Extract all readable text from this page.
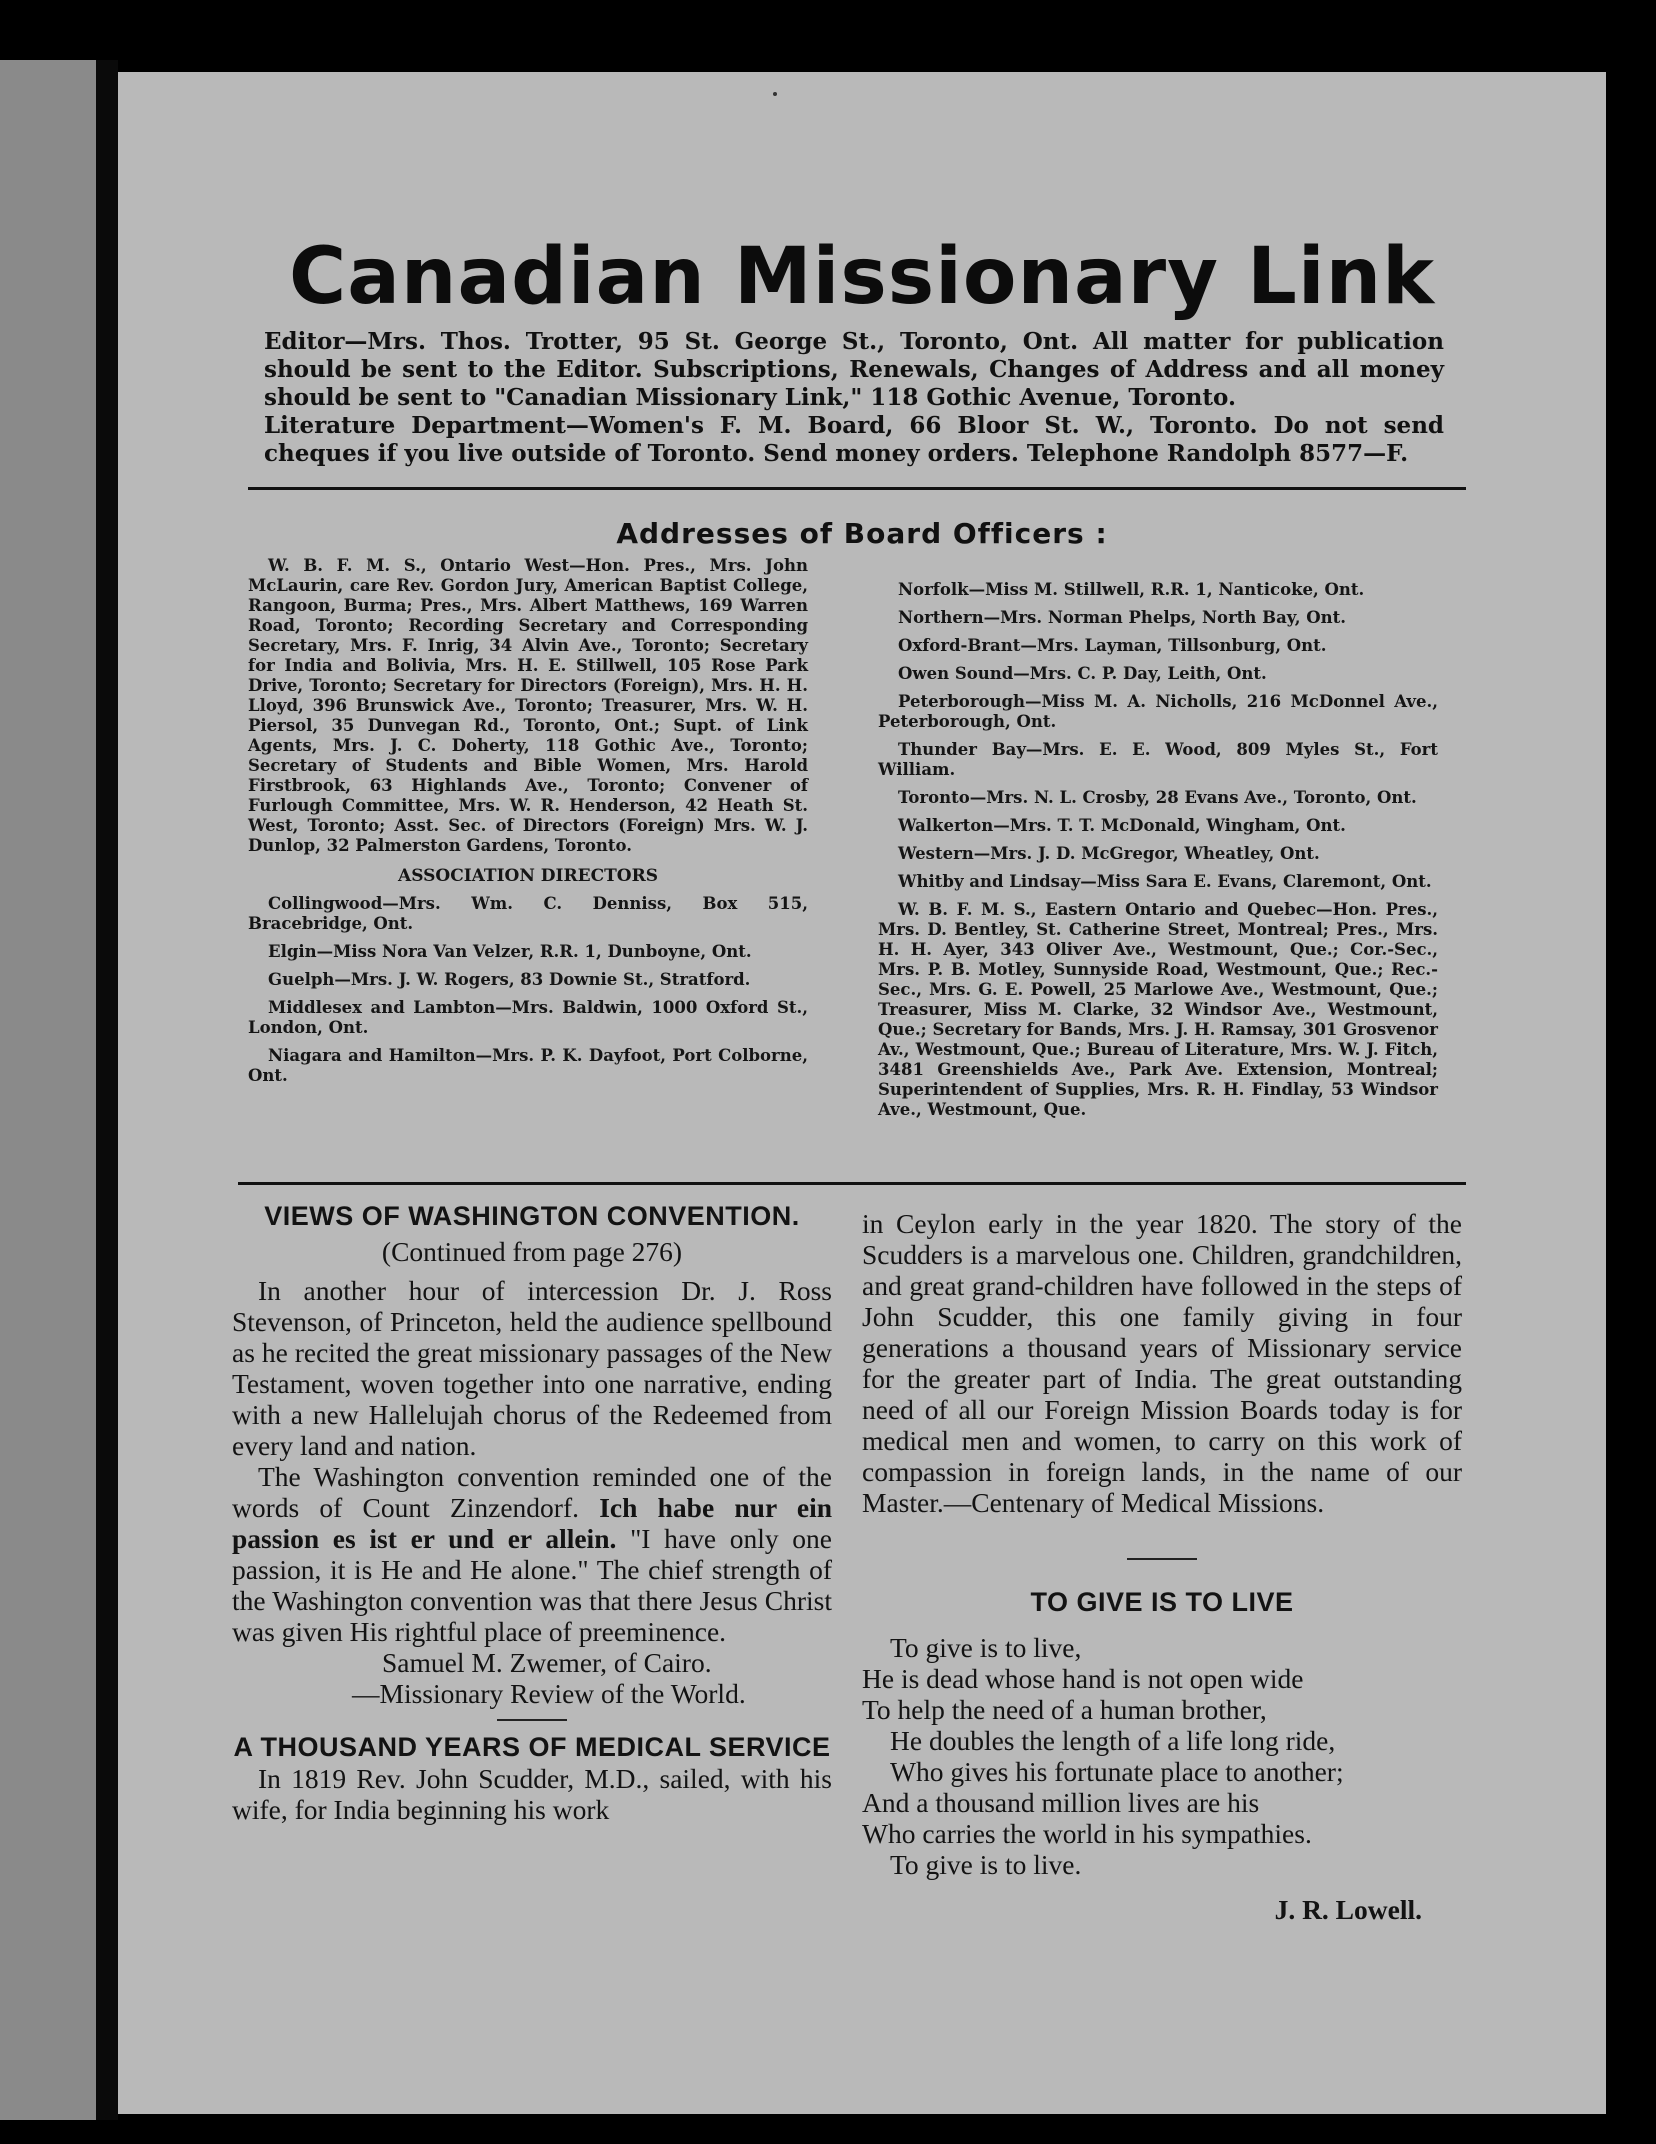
Canadian Missionary Link

Editor—Mrs. Thos. Trotter, 95 St. George St., Toronto, Ont. All matter for publication should be sent to the Editor. Subscriptions, Renewals, Changes of Address and all money should be sent to "Canadian Missionary Link," 118 Gothic Avenue, Toronto.

Literature Department—Women's F. M. Board, 66 Bloor St. W., Toronto. Do not send cheques if you live outside of Toronto. Send money orders. Telephone Randolph 8577—F.

Addresses of Board Officers :

W. B. F. M. S., Ontario West—Hon. Pres., Mrs. John McLaurin, care Rev. Gordon Jury, American Baptist College, Rangoon, Burma; Pres., Mrs. Albert Matthews, 169 Warren Road, Toronto; Recording Secretary and Corresponding Secretary, Mrs. F. Inrig, 34 Alvin Ave., Toronto; Secretary for India and Bolivia, Mrs. H. E. Stillwell, 105 Rose Park Drive, Toronto; Secretary for Directors (Foreign), Mrs. H. H. Lloyd, 396 Brunswick Ave., Toronto; Treasurer, Mrs. W. H. Piersol, 35 Dunvegan Rd., Toronto, Ont.; Supt. of Link Agents, Mrs. J. C. Doherty, 118 Gothic Ave., Toronto; Secretary of Students and Bible Women, Mrs. Harold Firstbrook, 63 Highlands Ave., Toronto; Convener of Furlough Committee, Mrs. W. R. Henderson, 42 Heath St. West, Toronto; Asst. Sec. of Directors (Foreign) Mrs. W. J. Dunlop, 32 Palmerston Gardens, Toronto.

ASSOCIATION DIRECTORS

Collingwood—Mrs. Wm. C. Denniss, Box 515, Bracebridge, Ont.

Elgin—Miss Nora Van Velzer, R.R. 1, Dunboyne, Ont.

Guelph—Mrs. J. W. Rogers, 83 Downie St., Stratford.

Middlesex and Lambton—Mrs. Baldwin, 1000 Oxford St., London, Ont.

Niagara and Hamilton—Mrs. P. K. Dayfoot, Port Colborne, Ont.

Norfolk—Miss M. Stillwell, R.R. 1, Nanticoke, Ont.

Northern—Mrs. Norman Phelps, North Bay, Ont.

Oxford-Brant—Mrs. Layman, Tillsonburg, Ont.

Owen Sound—Mrs. C. P. Day, Leith, Ont.

Peterborough—Miss M. A. Nicholls, 216 McDonnel Ave., Peterborough, Ont.

Thunder Bay—Mrs. E. E. Wood, 809 Myles St., Fort William.

Toronto—Mrs. N. L. Crosby, 28 Evans Ave., Toronto, Ont.

Walkerton—Mrs. T. T. McDonald, Wingham, Ont.

Western—Mrs. J. D. McGregor, Wheatley, Ont.

Whitby and Lindsay—Miss Sara E. Evans, Claremont, Ont.

W. B. F. M. S., Eastern Ontario and Quebec—Hon. Pres., Mrs. D. Bentley, St. Catherine Street, Montreal; Pres., Mrs. H. H. Ayer, 343 Oliver Ave., Westmount, Que.; Cor.-Sec., Mrs. P. B. Motley, Sunnyside Road, Westmount, Que.; Rec.-Sec., Mrs. G. E. Powell, 25 Marlowe Ave., Westmount, Que.; Treasurer, Miss M. Clarke, 32 Windsor Ave., Westmount, Que.; Secretary for Bands, Mrs. J. H. Ramsay, 301 Grosvenor Av., Westmount, Que.; Bureau of Literature, Mrs. W. J. Fitch, 3481 Greenshields Ave., Park Ave. Extension, Montreal; Superintendent of Supplies, Mrs. R. H. Findlay, 53 Windsor Ave., Westmount, Que.

VIEWS OF WASHINGTON CONVENTION.

(Continued from page 276)

In another hour of intercession Dr. J. Ross Stevenson, of Princeton, held the audience spellbound as he recited the great missionary passages of the New Testament, woven together into one narrative, ending with a new Hallelujah chorus of the Redeemed from every land and nation.

The Washington convention reminded one of the words of Count Zinzendorf. Ich habe nur ein passion es ist er und er allein. "I have only one passion, it is He and He alone." The chief strength of the Washington convention was that there Jesus Christ was given His rightful place of preeminence.

Samuel M. Zwemer, of Cairo.

—Missionary Review of the World.

A THOUSAND YEARS OF MEDICAL SERVICE

In 1819 Rev. John Scudder, M.D., sailed, with his wife, for India beginning his work

in Ceylon early in the year 1820. The story of the Scudders is a marvelous one. Children, grandchildren, and great grand-children have followed in the steps of John Scudder, this one family giving in four generations a thousand years of Missionary service for the greater part of India. The great outstanding need of all our Foreign Mission Boards today is for medical men and women, to carry on this work of compassion in foreign lands, in the name of our Master.—Centenary of Medical Missions.

TO GIVE IS TO LIVE

To give is to live,
He is dead whose hand is not open wide
To help the need of a human brother,
He doubles the length of a life long ride,
Who gives his fortunate place to another;
And a thousand million lives are his
Who carries the world in his sympathies.
To give is to live.

J. R. Lowell.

Work instructions> Reproduce each line exactly as it appears, omitting the pictures.

Response>
Extract all readable text from this page.
Canadian Missionary Link

Editor—Mrs. Thos. Trotter, 95 St. George St., Toronto, Ont. All matter for publication should be sent to the Editor. Subscriptions, Renewals, Changes of Address and all money should be sent to "Canadian Missionary Link," 118 Gothic Avenue, Toronto.

Literature Department—Women's F. M. Board, 66 Bloor St. W., Toronto. Do not send cheques if you live outside of Toronto. Send money orders. Telephone Randolph 8577—F.

Addresses of Board Officers :

W. B. F. M. S., Ontario West—Hon. Pres., Mrs. John McLaurin, care Rev. Gordon Jury, American Baptist College, Rangoon, Burma; Pres., Mrs. Albert Matthews, 169 Warren Road, Toronto; Recording Secretary and Corresponding Secretary, Mrs. F. Inrig, 34 Alvin Ave., Toronto; Secretary for India and Bolivia, Mrs. H. E. Stillwell, 105 Rose Park Drive, Toronto; Secretary for Directors (Foreign), Mrs. H. H. Lloyd, 396 Brunswick Ave., Toronto; Treasurer, Mrs. W. H. Piersol, 35 Dunvegan Rd., Toronto, Ont.; Supt. of Link Agents, Mrs. J. C. Doherty, 118 Gothic Ave., Toronto; Secretary of Students and Bible Women, Mrs. Harold Firstbrook, 63 Highlands Ave., Toronto; Convener of Furlough Committee, Mrs. W. R. Henderson, 42 Heath St. West, Toronto; Asst. Sec. of Directors (Foreign) Mrs. W. J. Dunlop, 32 Palmerston Gardens, Toronto.

ASSOCIATION DIRECTORS

Collingwood—Mrs. Wm. C. Denniss, Box 515, Bracebridge, Ont.

Elgin—Miss Nora Van Velzer, R.R. 1, Dunboyne, Ont.

Guelph—Mrs. J. W. Rogers, 83 Downie St., Stratford.

Middlesex and Lambton—Mrs. Baldwin, 1000 Oxford St., London, Ont.

Niagara and Hamilton—Mrs. P. K. Dayfoot, Port Colborne, Ont.

Norfolk—Miss M. Stillwell, R.R. 1, Nanticoke, Ont.

Northern—Mrs. Norman Phelps, North Bay, Ont.

Oxford-Brant—Mrs. Layman, Tillsonburg, Ont.

Owen Sound—Mrs. C. P. Day, Leith, Ont.

Peterborough—Miss M. A. Nicholls, 216 McDonnel Ave., Peterborough, Ont.

Thunder Bay—Mrs. E. E. Wood, 809 Myles St., Fort William.

Toronto—Mrs. N. L. Crosby, 28 Evans Ave., Toronto, Ont.

Walkerton—Mrs. T. T. McDonald, Wingham, Ont.

Western—Mrs. J. D. McGregor, Wheatley, Ont.

Whitby and Lindsay—Miss Sara E. Evans, Claremont, Ont.

W. B. F. M. S., Eastern Ontario and Quebec—Hon. Pres., Mrs. D. Bentley, St. Catherine Street, Montreal; Pres., Mrs. H. H. Ayer, 343 Oliver Ave., Westmount, Que.; Cor.-Sec., Mrs. P. B. Motley, Sunnyside Road, Westmount, Que.; Rec.-Sec., Mrs. G. E. Powell, 25 Marlowe Ave., Westmount, Que.; Treasurer, Miss M. Clarke, 32 Windsor Ave., Westmount, Que.; Secretary for Bands, Mrs. J. H. Ramsay, 301 Grosvenor Av., Westmount, Que.; Bureau of Literature, Mrs. W. J. Fitch, 3481 Greenshields Ave., Park Ave. Extension, Montreal; Superintendent of Supplies, Mrs. R. H. Findlay, 53 Windsor Ave., Westmount, Que.

VIEWS OF WASHINGTON CONVENTION.

(Continued from page 276)

In another hour of intercession Dr. J. Ross Stevenson, of Princeton, held the audience spellbound as he recited the great missionary passages of the New Testament, woven together into one narrative, ending with a new Hallelujah chorus of the Redeemed from every land and nation.

The Washington convention reminded one of the words of Count Zinzendorf. Ich habe nur ein passion es ist er und er allein. "I have only one passion, it is He and He alone." The chief strength of the Washington convention was that there Jesus Christ was given His rightful place of preeminence.

Samuel M. Zwemer, of Cairo.

—Missionary Review of the World.

A THOUSAND YEARS OF MEDICAL SERVICE

In 1819 Rev. John Scudder, M.D., sailed, with his wife, for India beginning his work

in Ceylon early in the year 1820. The story of the Scudders is a marvelous one. Children, grandchildren, and great grand-children have followed in the steps of John Scudder, this one family giving in four generations a thousand years of Missionary service for the greater part of India. The great outstanding need of all our Foreign Mission Boards today is for medical men and women, to carry on this work of compassion in foreign lands, in the name of our Master.—Centenary of Medical Missions.

TO GIVE IS TO LIVE

To give is to live,
He is dead whose hand is not open wide
To help the need of a human brother,
He doubles the length of a life long ride,
Who gives his fortunate place to another;
And a thousand million lives are his
Who carries the world in his sympathies.
To give is to live.

J. R. Lowell.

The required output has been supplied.